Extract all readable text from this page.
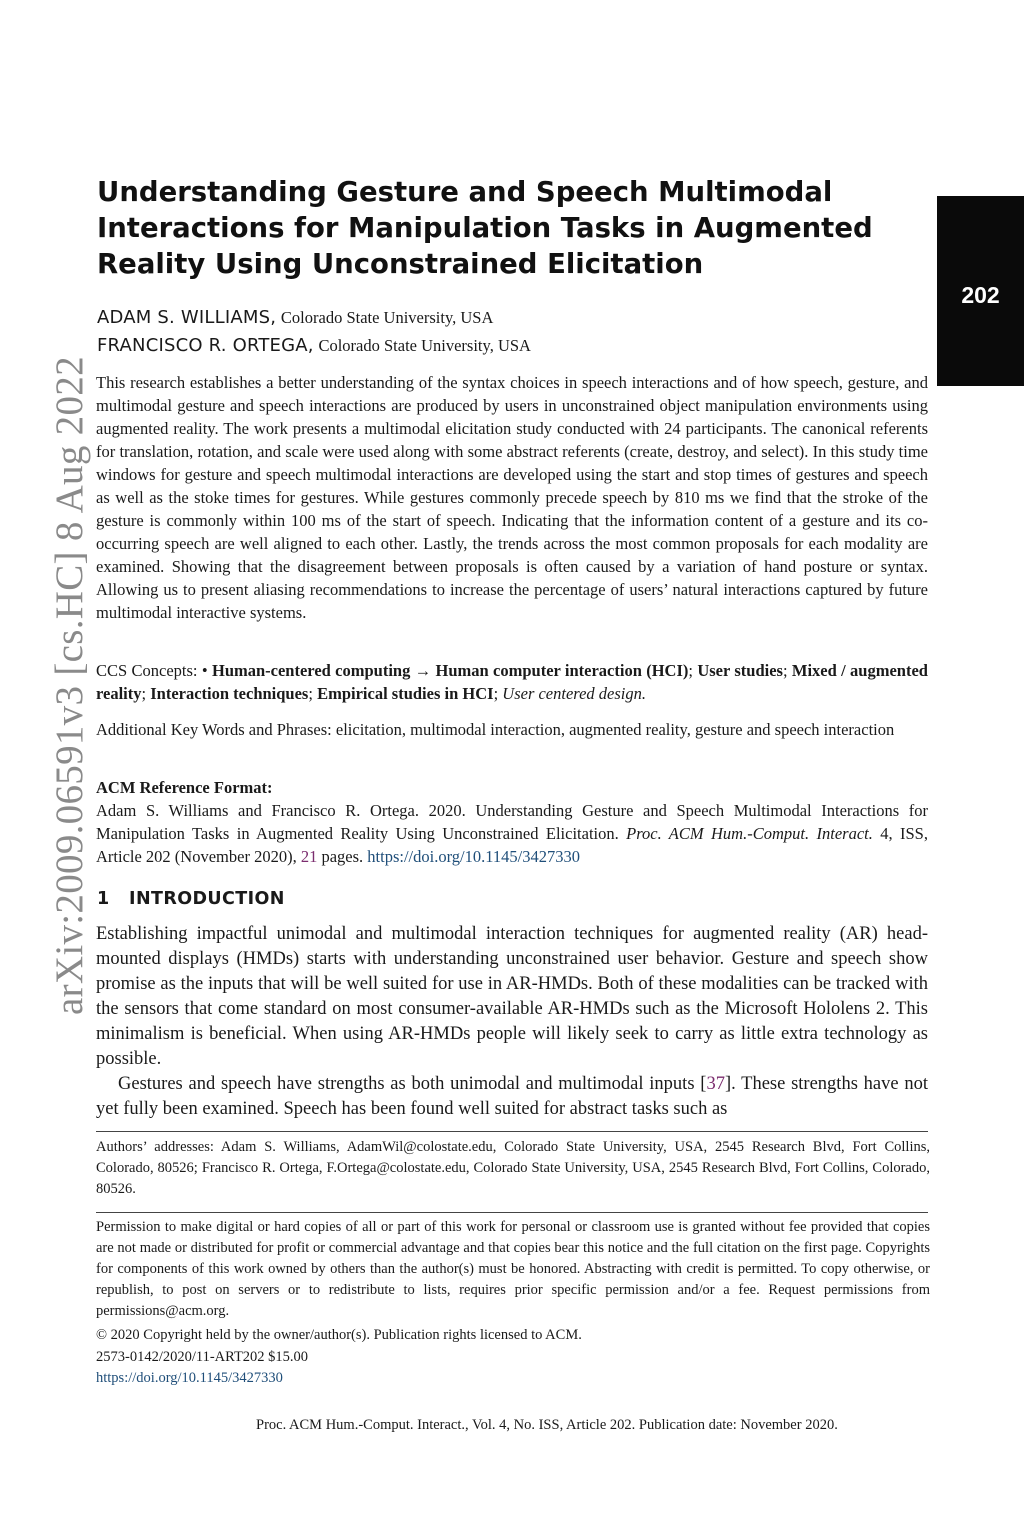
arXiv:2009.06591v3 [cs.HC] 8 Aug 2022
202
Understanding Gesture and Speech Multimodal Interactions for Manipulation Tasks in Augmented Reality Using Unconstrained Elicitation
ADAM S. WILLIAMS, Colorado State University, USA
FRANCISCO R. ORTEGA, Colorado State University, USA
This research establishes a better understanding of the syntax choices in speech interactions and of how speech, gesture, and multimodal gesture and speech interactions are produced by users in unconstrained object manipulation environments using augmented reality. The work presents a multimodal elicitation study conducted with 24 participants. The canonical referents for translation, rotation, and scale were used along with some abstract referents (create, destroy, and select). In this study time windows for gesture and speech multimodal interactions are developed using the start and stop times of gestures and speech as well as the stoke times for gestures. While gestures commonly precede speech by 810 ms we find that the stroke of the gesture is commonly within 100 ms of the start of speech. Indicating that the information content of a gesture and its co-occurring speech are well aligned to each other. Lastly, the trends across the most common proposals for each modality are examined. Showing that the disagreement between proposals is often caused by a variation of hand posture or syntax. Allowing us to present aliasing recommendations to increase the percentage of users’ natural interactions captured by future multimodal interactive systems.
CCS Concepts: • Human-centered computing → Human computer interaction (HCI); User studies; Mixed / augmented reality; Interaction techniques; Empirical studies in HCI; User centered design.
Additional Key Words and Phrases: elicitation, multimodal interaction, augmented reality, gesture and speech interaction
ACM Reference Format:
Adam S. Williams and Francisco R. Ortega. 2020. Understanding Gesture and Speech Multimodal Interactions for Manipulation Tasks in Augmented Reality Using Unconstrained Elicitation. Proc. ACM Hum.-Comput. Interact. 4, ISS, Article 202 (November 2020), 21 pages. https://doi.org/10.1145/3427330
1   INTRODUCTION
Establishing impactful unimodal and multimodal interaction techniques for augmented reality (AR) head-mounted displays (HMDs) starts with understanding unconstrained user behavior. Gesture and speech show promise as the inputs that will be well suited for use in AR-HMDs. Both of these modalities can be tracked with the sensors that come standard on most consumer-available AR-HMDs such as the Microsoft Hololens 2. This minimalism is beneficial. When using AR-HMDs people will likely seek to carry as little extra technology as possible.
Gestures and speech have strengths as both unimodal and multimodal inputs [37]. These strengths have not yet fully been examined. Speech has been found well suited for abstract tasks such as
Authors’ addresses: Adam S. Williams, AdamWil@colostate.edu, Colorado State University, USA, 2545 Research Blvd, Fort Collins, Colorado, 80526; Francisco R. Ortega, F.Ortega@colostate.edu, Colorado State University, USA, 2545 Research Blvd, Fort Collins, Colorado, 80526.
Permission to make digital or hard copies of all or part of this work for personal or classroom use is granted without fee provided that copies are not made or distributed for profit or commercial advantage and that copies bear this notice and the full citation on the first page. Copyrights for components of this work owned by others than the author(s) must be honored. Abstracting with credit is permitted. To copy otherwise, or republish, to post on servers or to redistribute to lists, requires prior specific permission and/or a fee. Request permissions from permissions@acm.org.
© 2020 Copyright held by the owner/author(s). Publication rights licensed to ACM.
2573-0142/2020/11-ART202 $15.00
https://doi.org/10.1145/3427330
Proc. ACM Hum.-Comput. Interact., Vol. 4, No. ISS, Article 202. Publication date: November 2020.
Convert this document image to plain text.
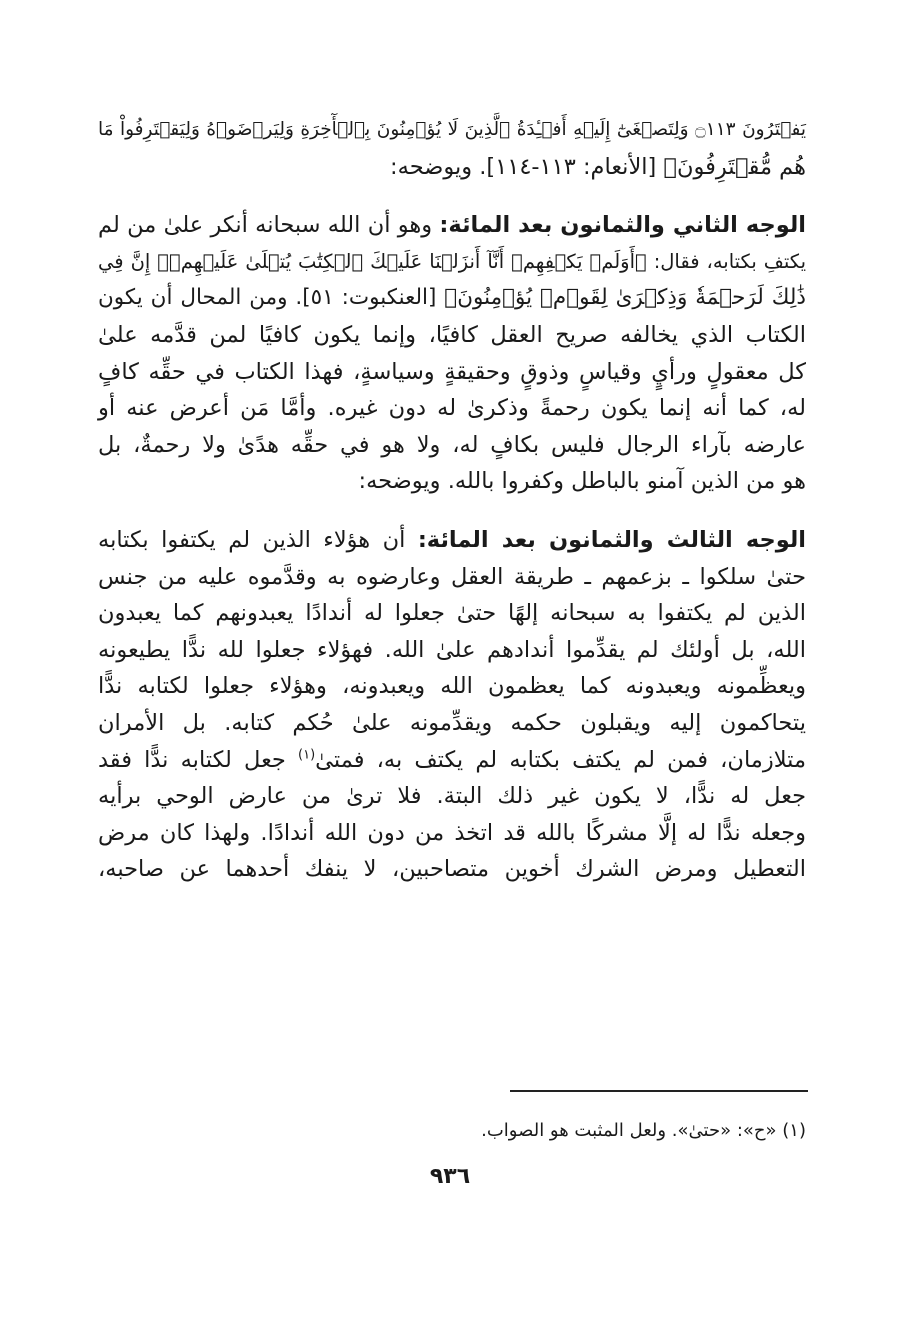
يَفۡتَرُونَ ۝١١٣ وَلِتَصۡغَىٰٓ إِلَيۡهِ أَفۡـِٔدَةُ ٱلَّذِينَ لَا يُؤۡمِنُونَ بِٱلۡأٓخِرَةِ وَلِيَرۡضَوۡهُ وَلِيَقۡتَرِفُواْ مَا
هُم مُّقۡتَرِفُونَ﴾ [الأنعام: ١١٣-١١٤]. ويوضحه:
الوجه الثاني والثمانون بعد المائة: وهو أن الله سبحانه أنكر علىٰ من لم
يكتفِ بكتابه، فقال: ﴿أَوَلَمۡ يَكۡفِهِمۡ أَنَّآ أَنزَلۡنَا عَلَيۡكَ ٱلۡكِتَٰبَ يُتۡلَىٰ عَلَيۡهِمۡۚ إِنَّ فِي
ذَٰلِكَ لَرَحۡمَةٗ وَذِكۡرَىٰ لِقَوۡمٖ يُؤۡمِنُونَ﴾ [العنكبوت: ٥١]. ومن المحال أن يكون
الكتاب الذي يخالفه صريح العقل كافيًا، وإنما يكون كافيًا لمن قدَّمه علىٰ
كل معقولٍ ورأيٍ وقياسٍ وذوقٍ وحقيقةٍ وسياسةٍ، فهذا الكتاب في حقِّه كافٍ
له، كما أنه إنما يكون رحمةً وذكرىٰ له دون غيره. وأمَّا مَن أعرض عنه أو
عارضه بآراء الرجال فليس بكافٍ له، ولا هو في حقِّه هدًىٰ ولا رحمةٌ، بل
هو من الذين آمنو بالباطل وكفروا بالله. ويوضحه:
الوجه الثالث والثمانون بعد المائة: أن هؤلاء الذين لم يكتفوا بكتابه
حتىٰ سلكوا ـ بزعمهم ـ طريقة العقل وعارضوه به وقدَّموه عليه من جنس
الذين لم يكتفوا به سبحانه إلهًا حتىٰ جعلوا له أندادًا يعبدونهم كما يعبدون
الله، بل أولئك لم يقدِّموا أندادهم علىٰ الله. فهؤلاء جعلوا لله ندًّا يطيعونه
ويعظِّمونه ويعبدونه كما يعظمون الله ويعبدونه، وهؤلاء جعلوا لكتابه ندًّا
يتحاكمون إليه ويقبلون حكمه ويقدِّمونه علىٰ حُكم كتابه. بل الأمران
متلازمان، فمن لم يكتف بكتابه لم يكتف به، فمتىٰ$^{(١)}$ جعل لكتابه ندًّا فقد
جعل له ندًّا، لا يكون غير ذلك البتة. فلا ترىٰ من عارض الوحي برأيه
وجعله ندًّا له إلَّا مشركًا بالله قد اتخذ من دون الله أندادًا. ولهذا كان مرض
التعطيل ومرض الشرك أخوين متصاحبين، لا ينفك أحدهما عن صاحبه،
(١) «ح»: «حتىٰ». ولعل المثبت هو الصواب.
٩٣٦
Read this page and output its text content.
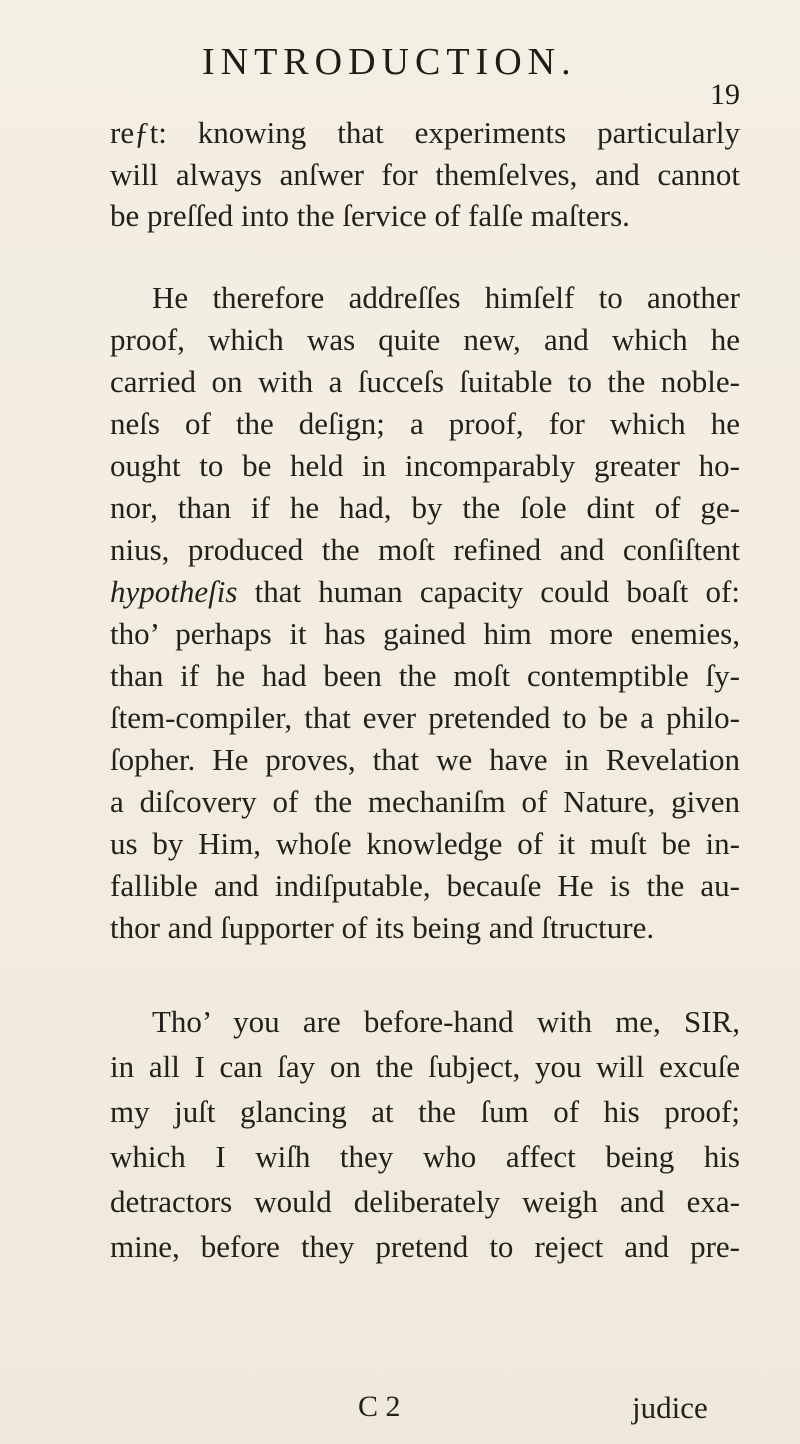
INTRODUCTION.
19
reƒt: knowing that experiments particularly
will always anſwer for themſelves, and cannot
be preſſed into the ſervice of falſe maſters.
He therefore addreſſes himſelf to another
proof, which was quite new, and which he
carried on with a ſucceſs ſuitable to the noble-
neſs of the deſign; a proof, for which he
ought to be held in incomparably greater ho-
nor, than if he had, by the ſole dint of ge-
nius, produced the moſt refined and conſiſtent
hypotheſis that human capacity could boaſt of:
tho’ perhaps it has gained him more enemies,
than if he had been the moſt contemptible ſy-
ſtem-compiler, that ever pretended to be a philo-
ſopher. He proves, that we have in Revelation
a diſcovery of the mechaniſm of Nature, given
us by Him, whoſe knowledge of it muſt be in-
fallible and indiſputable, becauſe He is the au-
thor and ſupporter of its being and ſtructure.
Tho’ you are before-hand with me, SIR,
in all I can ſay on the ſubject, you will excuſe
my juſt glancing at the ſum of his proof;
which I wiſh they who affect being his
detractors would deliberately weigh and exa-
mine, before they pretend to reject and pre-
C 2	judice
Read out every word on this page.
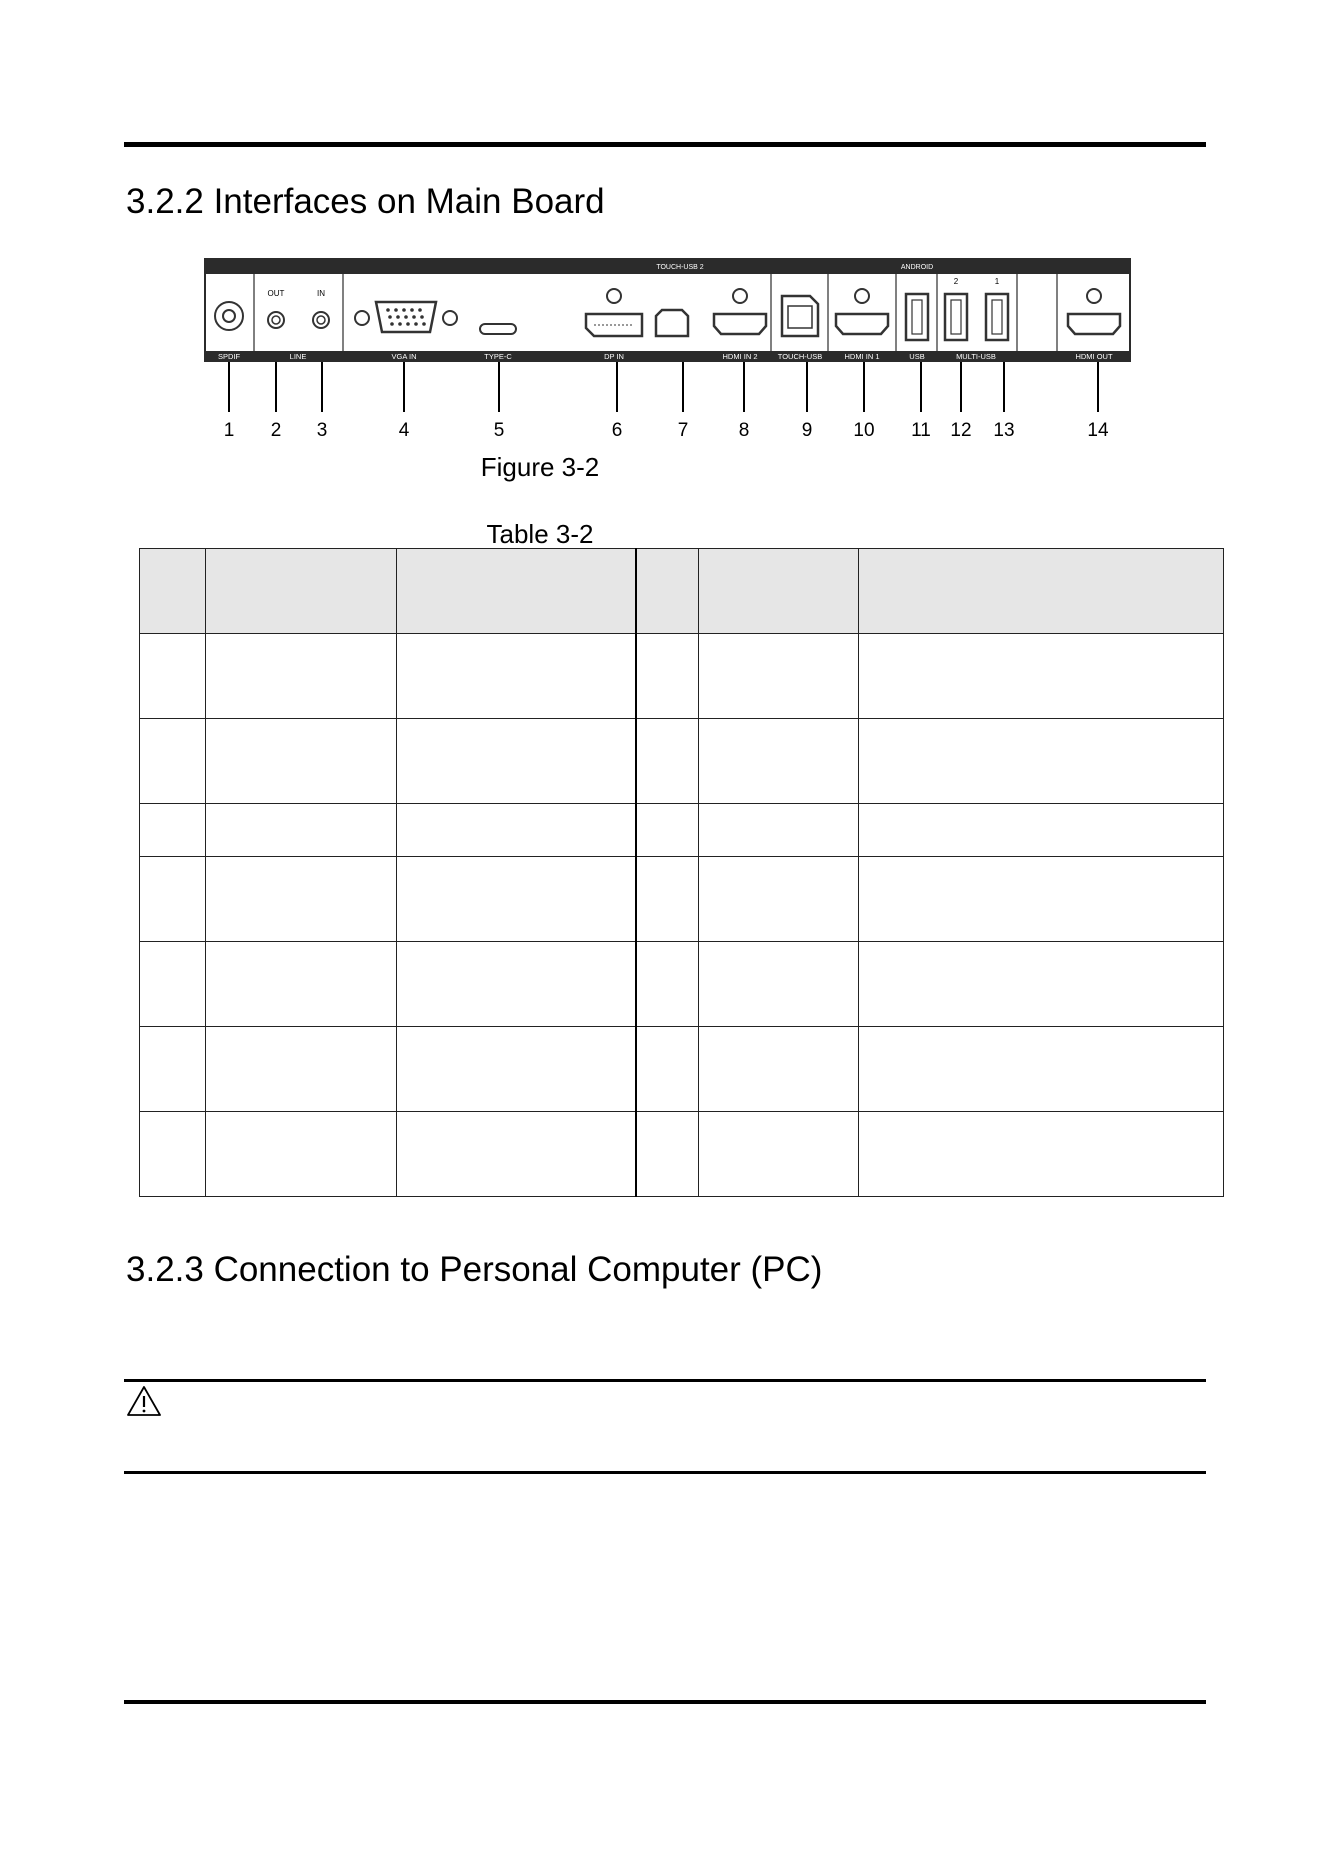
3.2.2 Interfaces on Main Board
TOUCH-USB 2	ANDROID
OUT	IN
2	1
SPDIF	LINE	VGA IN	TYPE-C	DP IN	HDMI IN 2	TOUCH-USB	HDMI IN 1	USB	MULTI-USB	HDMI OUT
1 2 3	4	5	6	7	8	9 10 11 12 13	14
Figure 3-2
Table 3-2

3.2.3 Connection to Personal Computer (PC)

---------------

REQUIRED TASK: Starting with the line that holds "Read out every word on this page.", retype each line through the last one in the listing above, exactly as written. Do not copy any pictures.

FULL OUTPUT:
Read out every word on this page.
3.2.2 Interfaces on Main Board
TOUCH-USB 2	ANDROID
OUT	IN
2	1
SPDIF	LINE	VGA IN	TYPE-C	DP IN	HDMI IN 2	TOUCH-USB	HDMI IN 1	USB	MULTI-USB	HDMI OUT
1 2 3	4	5	6	7	8	9 10 11 12 13	14
Figure 3-2
Table 3-2

3.2.3 Connection to Personal Computer (PC)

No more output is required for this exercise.